[Stored entries]
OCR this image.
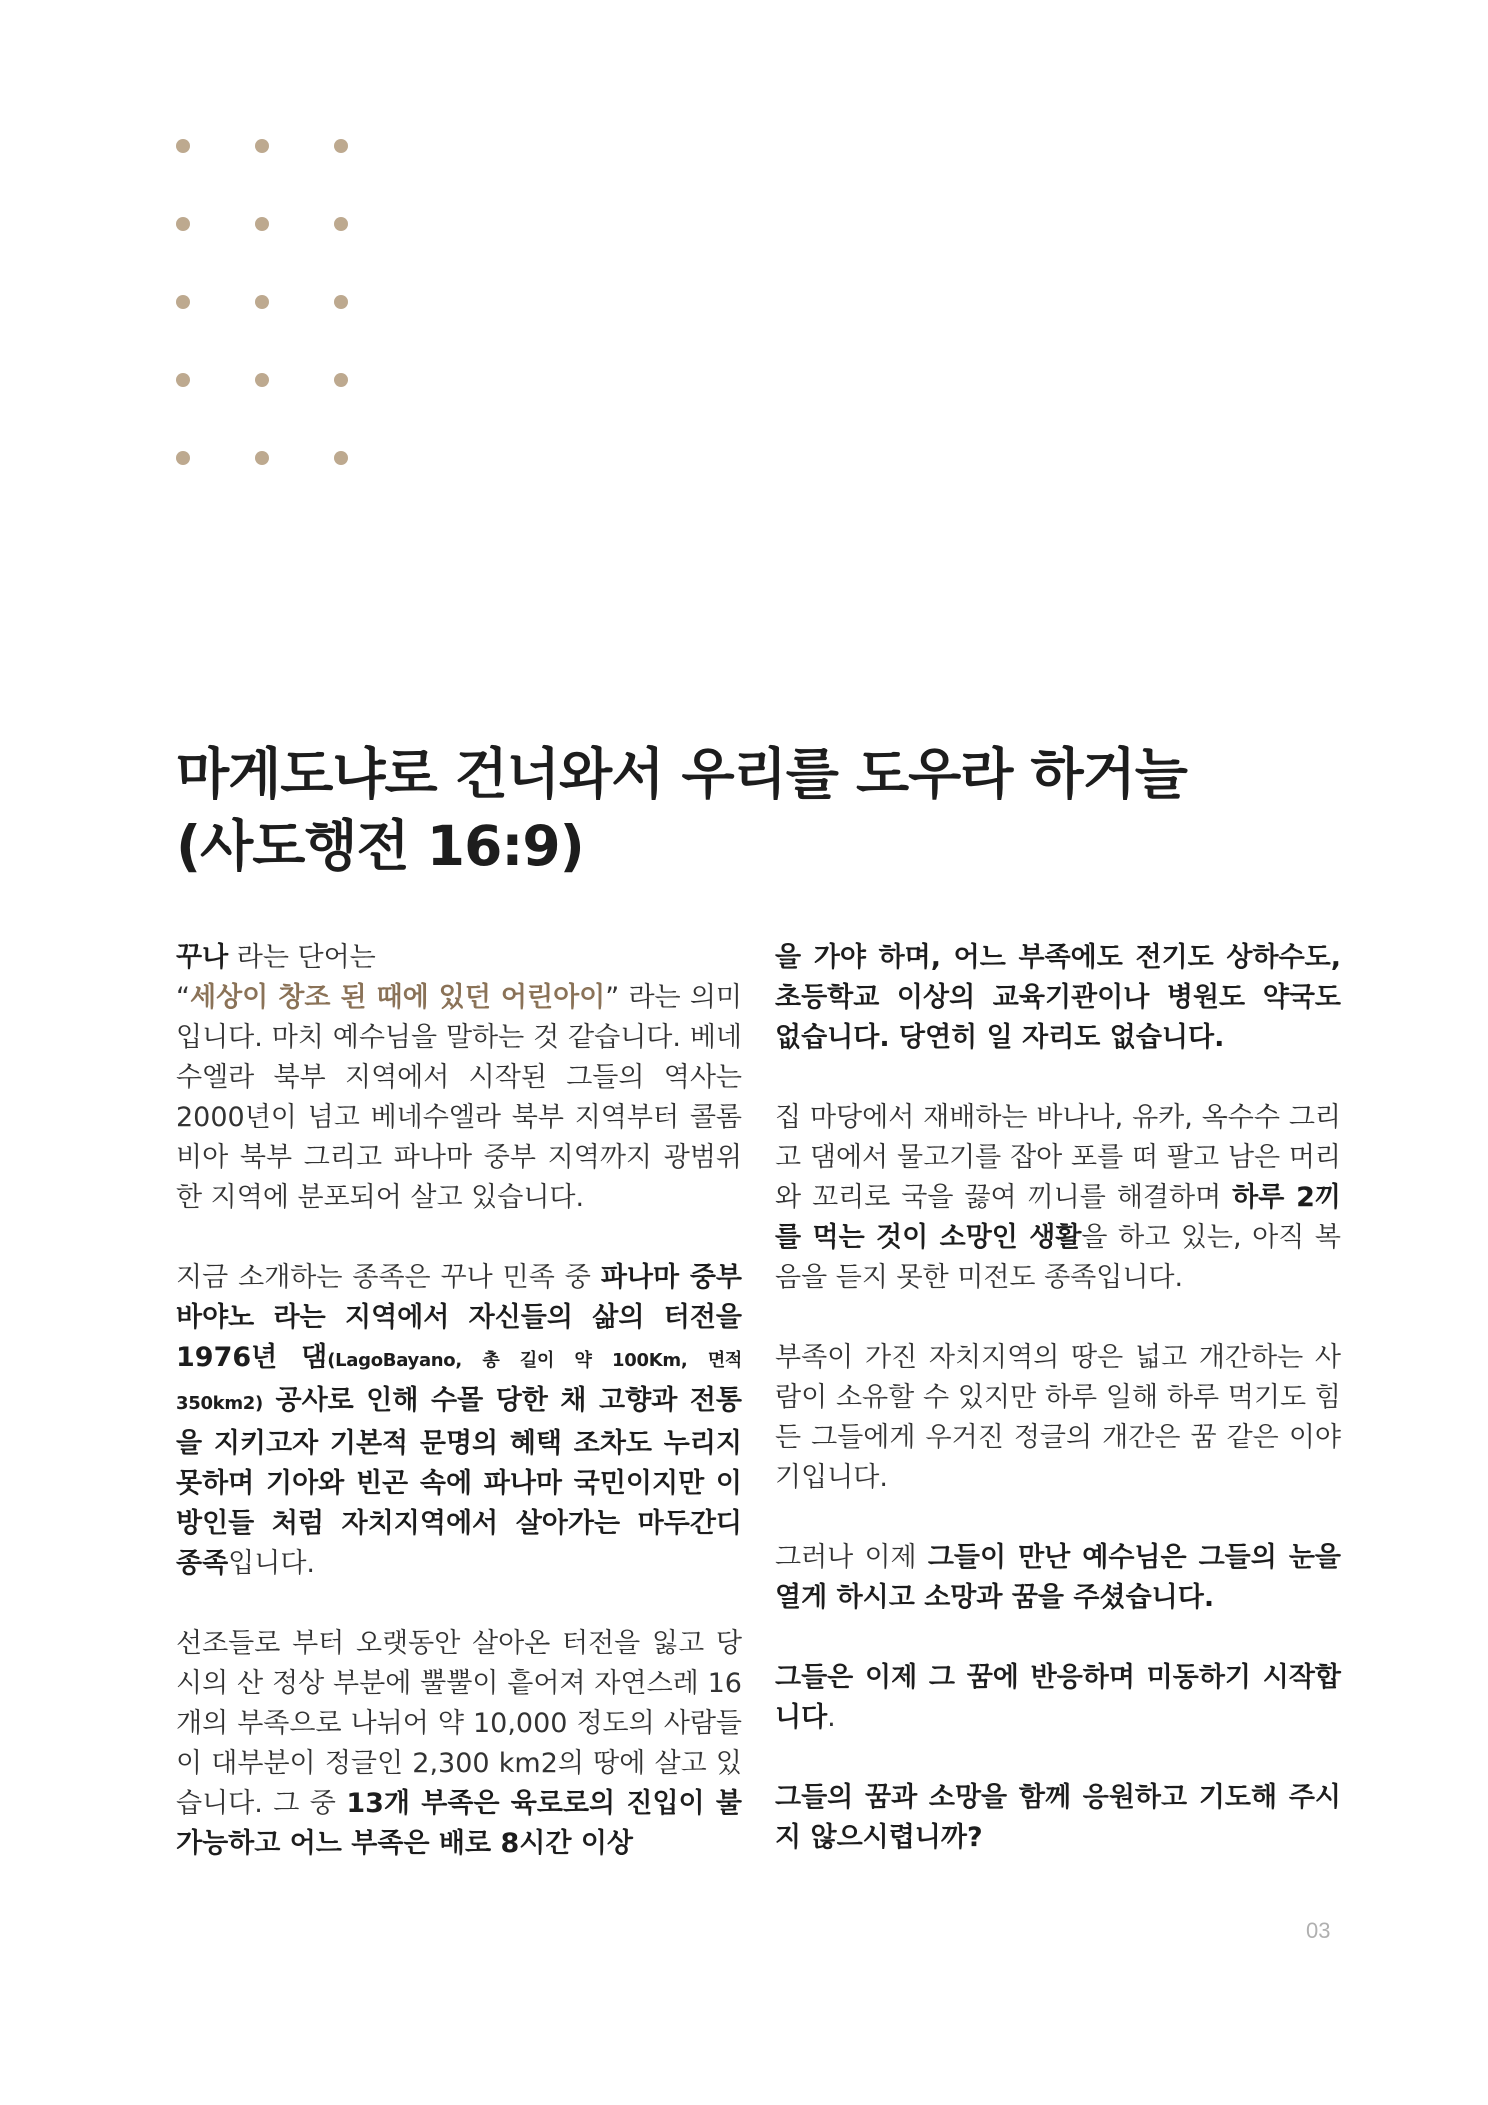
마게도냐로 건너와서 우리를 도우라 하거늘
(사도행전 16:9)

꾸나 라는 단어는
“세상이 창조 된 때에 있던 어린아이” 라는 의미입니다. 마치 예수님을 말하는 것 같습니다. 베네수엘라 북부 지역에서 시작된 그들의 역사는 2000년이 넘고 베네수엘라 북부 지역부터 콜롬비아 북부 그리고 파나마 중부 지역까지 광범위한 지역에 분포되어 살고 있습니다.

지금 소개하는 종족은 꾸나 민족 중 파나마 중부 바야노 라는 지역에서 자신들의 삶의 터전을 1976년 댐(LagoBayano, 총 길이 약 100Km, 면적 350km2) 공사로 인해 수몰 당한 채 고향과 전통을 지키고자 기본적 문명의 혜택 조차도 누리지 못하며 기아와 빈곤 속에 파나마 국민이지만 이방인들 처럼 자치지역에서 살아가는 마두간디 종족입니다.

선조들로 부터 오랫동안 살아온 터전을 잃고 당시의 산 정상 부분에 뿔뿔이 흩어져 자연스레 16개의 부족으로 나뉘어 약 10,000 정도의 사람들이 대부분이 정글인 2,300 km2의 땅에 살고 있습니다. 그 중 13개 부족은 육로로의 진입이 불가능하고 어느 부족은 배로 8시간 이상

을 가야 하며, 어느 부족에도 전기도 상하수도, 초등학교 이상의 교육기관이나 병원도 약국도 없습니다. 당연히 일 자리도 없습니다.

집 마당에서 재배하는 바나나, 유카, 옥수수 그리고 댐에서 물고기를 잡아 포를 떠 팔고 남은 머리와 꼬리로 국을 끓여 끼니를 해결하며 하루 2끼를 먹는 것이 소망인 생활을 하고 있는, 아직 복음을 듣지 못한 미전도 종족입니다.

부족이 가진 자치지역의 땅은 넓고 개간하는 사람이 소유할 수 있지만 하루 일해 하루 먹기도 힘든 그들에게 우거진 정글의 개간은 꿈 같은 이야기입니다.

그러나 이제 그들이 만난 예수님은 그들의 눈을 열게 하시고 소망과 꿈을 주셨습니다.

그들은 이제 그 꿈에 반응하며 미동하기 시작합니다.

그들의 꿈과 소망을 함께 응원하고 기도해 주시지 않으시렵니까?

03
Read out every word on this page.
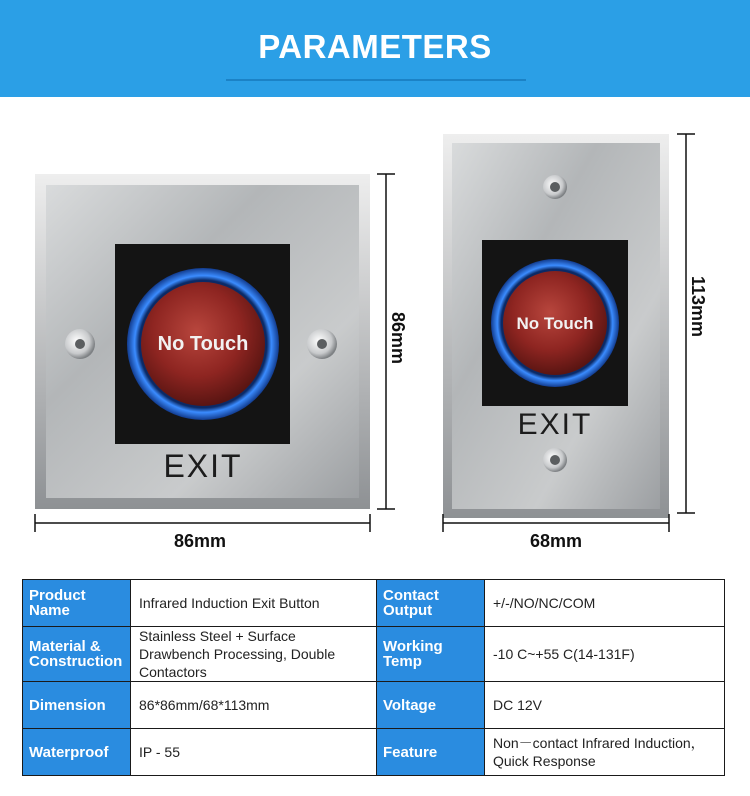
PARAMETERS
No Touch
EXIT
No Touch
EXIT
86mm
86mm
68mm
113mm
Product Name	Infrared Induction Exit Button	Contact Output	+/-/NO/NC/COM
Material & Construction	Stainless Steel + Surface Drawbench Processing, Double Contactors	Working Temp	-10 C~+55 C(14-131F)
Dimension	86*86mm/68*113mm	Voltage	DC 12V
Waterproof	IP - 55	Feature	Non－contact Infrared Induction，Quick Response
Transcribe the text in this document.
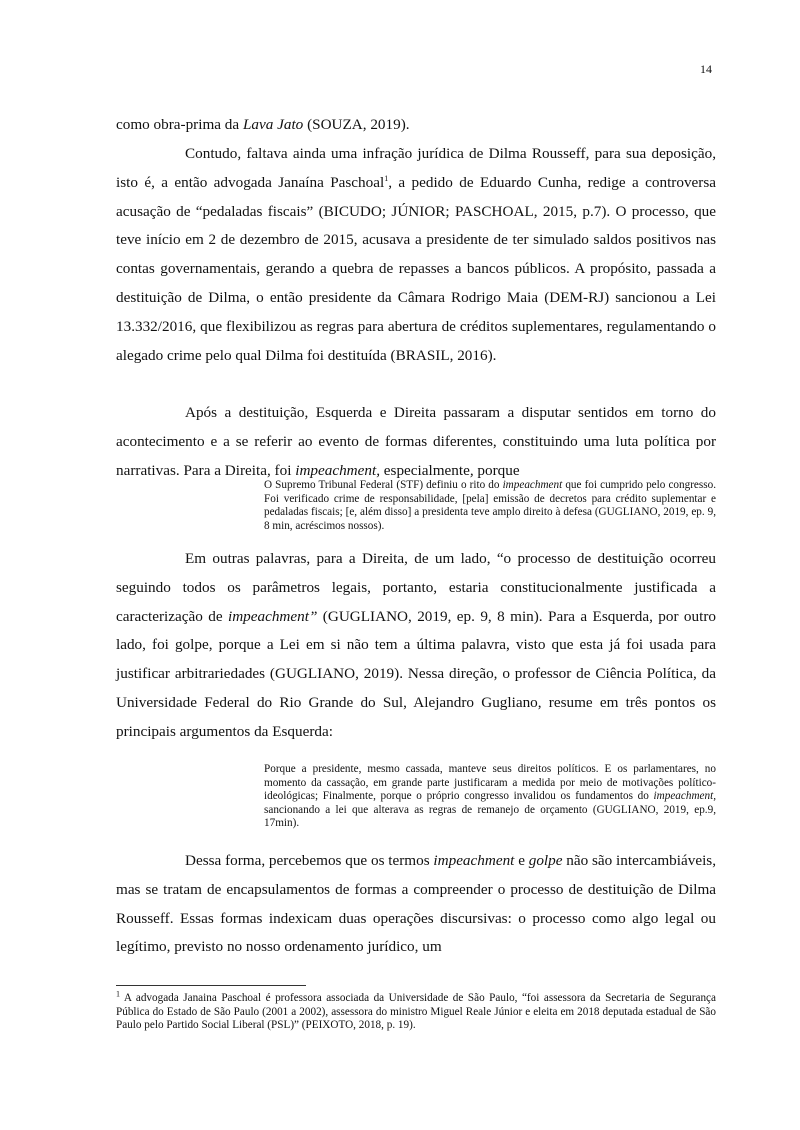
14

como obra-prima da Lava Jato (SOUZA, 2019).

Contudo, faltava ainda uma infração jurídica de Dilma Rousseff, para sua deposição, isto é, a então advogada Janaína Paschoal$^1$, a pedido de Eduardo Cunha, redige a controversa acusação de “pedaladas fiscais” (BICUDO; JÚNIOR; PASCHOAL, 2015, p.7). O processo, que teve início em 2 de dezembro de 2015, acusava a presidente de ter simulado saldos positivos nas contas governamentais, gerando a quebra de repasses a bancos públicos. A propósito, passada a destituição de Dilma, o então presidente da Câmara Rodrigo Maia (DEM-RJ) sancionou a Lei 13.332/2016, que flexibilizou as regras para abertura de créditos suplementares, regulamentando o alegado crime pelo qual Dilma foi destituída (BRASIL, 2016).

Após a destituição, Esquerda e Direita passaram a disputar sentidos em torno do acontecimento e a se referir ao evento de formas diferentes, constituindo uma luta política por narrativas. Para a Direita, foi impeachment, especialmente, porque

O Supremo Tribunal Federal (STF) definiu o rito do impeachment que foi cumprido pelo congresso. Foi verificado crime de responsabilidade, [pela] emissão de decretos para crédito suplementar e pedaladas fiscais; [e, além disso] a presidenta teve amplo direito à defesa (GUGLIANO, 2019, ep. 9, 8 min, acréscimos nossos).

Em outras palavras, para a Direita, de um lado, “o processo de destituição ocorreu seguindo todos os parâmetros legais, portanto, estaria constitucionalmente justificada a caracterização de impeachment” (GUGLIANO, 2019, ep. 9, 8 min). Para a Esquerda, por outro lado, foi golpe, porque a Lei em si não tem a última palavra, visto que esta já foi usada para justificar arbitrariedades (GUGLIANO, 2019). Nessa direção, o professor de Ciência Política, da Universidade Federal do Rio Grande do Sul, Alejandro Gugliano, resume em três pontos os principais argumentos da Esquerda:

Porque a presidente, mesmo cassada, manteve seus direitos políticos. E os parlamentares, no momento da cassação, em grande parte justificaram a medida por meio de motivações político-ideológicas; Finalmente, porque o próprio congresso invalidou os fundamentos do impeachment, sancionando a lei que alterava as regras de remanejo de orçamento (GUGLIANO, 2019, ep.9, 17min).

Dessa forma, percebemos que os termos impeachment e golpe não são intercambiáveis, mas se tratam de encapsulamentos de formas a compreender o processo de destituição de Dilma Rousseff. Essas formas indexicam duas operações discursivas: o processo como algo legal ou legítimo, previsto no nosso ordenamento jurídico, um

$^1$ A advogada Janaina Paschoal é professora associada da Universidade de São Paulo, “foi assessora da Secretaria de Segurança Pública do Estado de São Paulo (2001 a 2002), assessora do ministro Miguel Reale Júnior e eleita em 2018 deputada estadual de São Paulo pelo Partido Social Liberal (PSL)” (PEIXOTO, 2018, p. 19).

STATED EXERCISE: Every record must be copied exactly, with the pictures left out.

RIGHT ANSWER:
OCR this image.
마게도냐로 건너와서 우리를 도우라 하거늘
(사도행전 16:9)

꾸나 라는 단어는
“세상이 창조 된 때에 있던 어린아이” 라는 의미입니다. 마치 예수님을 말하는 것 같습니다. 베네수엘라 북부 지역에서 시작된 그들의 역사는 2000년이 넘고 베네수엘라 북부 지역부터 콜롬비아 북부 그리고 파나마 중부 지역까지 광범위한 지역에 분포되어 살고 있습니다.

지금 소개하는 종족은 꾸나 민족 중 파나마 중부 바야노 라는 지역에서 자신들의 삶의 터전을 1976년 댐(LagoBayano, 총 길이 약 100Km, 면적 350km2) 공사로 인해 수몰 당한 채 고향과 전통을 지키고자 기본적 문명의 혜택 조차도 누리지 못하며 기아와 빈곤 속에 파나마 국민이지만 이방인들 처럼 자치지역에서 살아가는 마두간디 종족입니다.

선조들로 부터 오랫동안 살아온 터전을 잃고 당시의 산 정상 부분에 뿔뿔이 흩어져 자연스레 16개의 부족으로 나뉘어 약 10,000 정도의 사람들이 대부분이 정글인 2,300 km2의 땅에 살고 있습니다. 그 중 13개 부족은 육로로의 진입이 불가능하고 어느 부족은 배로 8시간 이상

을 가야 하며, 어느 부족에도 전기도 상하수도, 초등학교 이상의 교육기관이나 병원도 약국도 없습니다. 당연히 일 자리도 없습니다.

집 마당에서 재배하는 바나나, 유카, 옥수수 그리고 댐에서 물고기를 잡아 포를 떠 팔고 남은 머리와 꼬리로 국을 끓여 끼니를 해결하며 하루 2끼를 먹는 것이 소망인 생활을 하고 있는, 아직 복음을 듣지 못한 미전도 종족입니다.

부족이 가진 자치지역의 땅은 넓고 개간하는 사람이 소유할 수 있지만 하루 일해 하루 먹기도 힘든 그들에게 우거진 정글의 개간은 꿈 같은 이야기입니다.

그러나 이제 그들이 만난 예수님은 그들의 눈을 열게 하시고 소망과 꿈을 주셨습니다.

그들은 이제 그 꿈에 반응하며 미동하기 시작합니다.

그들의 꿈과 소망을 함께 응원하고 기도해 주시지 않으시렵니까?

03
Read out every word on this page.
PARAMETERS
No Touch
EXIT
No Touch
EXIT
86mm
86mm
68mm
113mm
Product Name	Infrared Induction Exit Button	Contact Output	+/-/NO/NC/COM
Material & Construction	Stainless Steel + Surface Drawbench Processing, Double Contactors	Working Temp	-10 C~+55 C(14-131F)
Dimension	86*86mm/68*113mm	Voltage	DC 12V
Waterproof	IP - 55	Feature	Non－contact Infrared Induction，Quick Response
Transcribe the text in this document.
14

como obra-prima da Lava Jato (SOUZA, 2019).

Contudo, faltava ainda uma infração jurídica de Dilma Rousseff, para sua deposição, isto é, a então advogada Janaína Paschoal$^1$, a pedido de Eduardo Cunha, redige a controversa acusação de “pedaladas fiscais” (BICUDO; JÚNIOR; PASCHOAL, 2015, p.7). O processo, que teve início em 2 de dezembro de 2015, acusava a presidente de ter simulado saldos positivos nas contas governamentais, gerando a quebra de repasses a bancos públicos. A propósito, passada a destituição de Dilma, o então presidente da Câmara Rodrigo Maia (DEM-RJ) sancionou a Lei 13.332/2016, que flexibilizou as regras para abertura de créditos suplementares, regulamentando o alegado crime pelo qual Dilma foi destituída (BRASIL, 2016).

Após a destituição, Esquerda e Direita passaram a disputar sentidos em torno do acontecimento e a se referir ao evento de formas diferentes, constituindo uma luta política por narrativas. Para a Direita, foi impeachment, especialmente, porque

O Supremo Tribunal Federal (STF) definiu o rito do impeachment que foi cumprido pelo congresso. Foi verificado crime de responsabilidade, [pela] emissão de decretos para crédito suplementar e pedaladas fiscais; [e, além disso] a presidenta teve amplo direito à defesa (GUGLIANO, 2019, ep. 9, 8 min, acréscimos nossos).

Em outras palavras, para a Direita, de um lado, “o processo de destituição ocorreu seguindo todos os parâmetros legais, portanto, estaria constitucionalmente justificada a caracterização de impeachment” (GUGLIANO, 2019, ep. 9, 8 min). Para a Esquerda, por outro lado, foi golpe, porque a Lei em si não tem a última palavra, visto que esta já foi usada para justificar arbitrariedades (GUGLIANO, 2019). Nessa direção, o professor de Ciência Política, da Universidade Federal do Rio Grande do Sul, Alejandro Gugliano, resume em três pontos os principais argumentos da Esquerda:

Porque a presidente, mesmo cassada, manteve seus direitos políticos. E os parlamentares, no momento da cassação, em grande parte justificaram a medida por meio de motivações político-ideológicas; Finalmente, porque o próprio congresso invalidou os fundamentos do impeachment, sancionando a lei que alterava as regras de remanejo de orçamento (GUGLIANO, 2019, ep.9, 17min).

Dessa forma, percebemos que os termos impeachment e golpe não são intercambiáveis, mas se tratam de encapsulamentos de formas a compreender o processo de destituição de Dilma Rousseff. Essas formas indexicam duas operações discursivas: o processo como algo legal ou legítimo, previsto no nosso ordenamento jurídico, um

$^1$ A advogada Janaina Paschoal é professora associada da Universidade de São Paulo, “foi assessora da Secretaria de Segurança Pública do Estado de São Paulo (2001 a 2002), assessora do ministro Miguel Reale Júnior e eleita em 2018 deputada estadual de São Paulo pelo Partido Social Liberal (PSL)” (PEIXOTO, 2018, p. 19).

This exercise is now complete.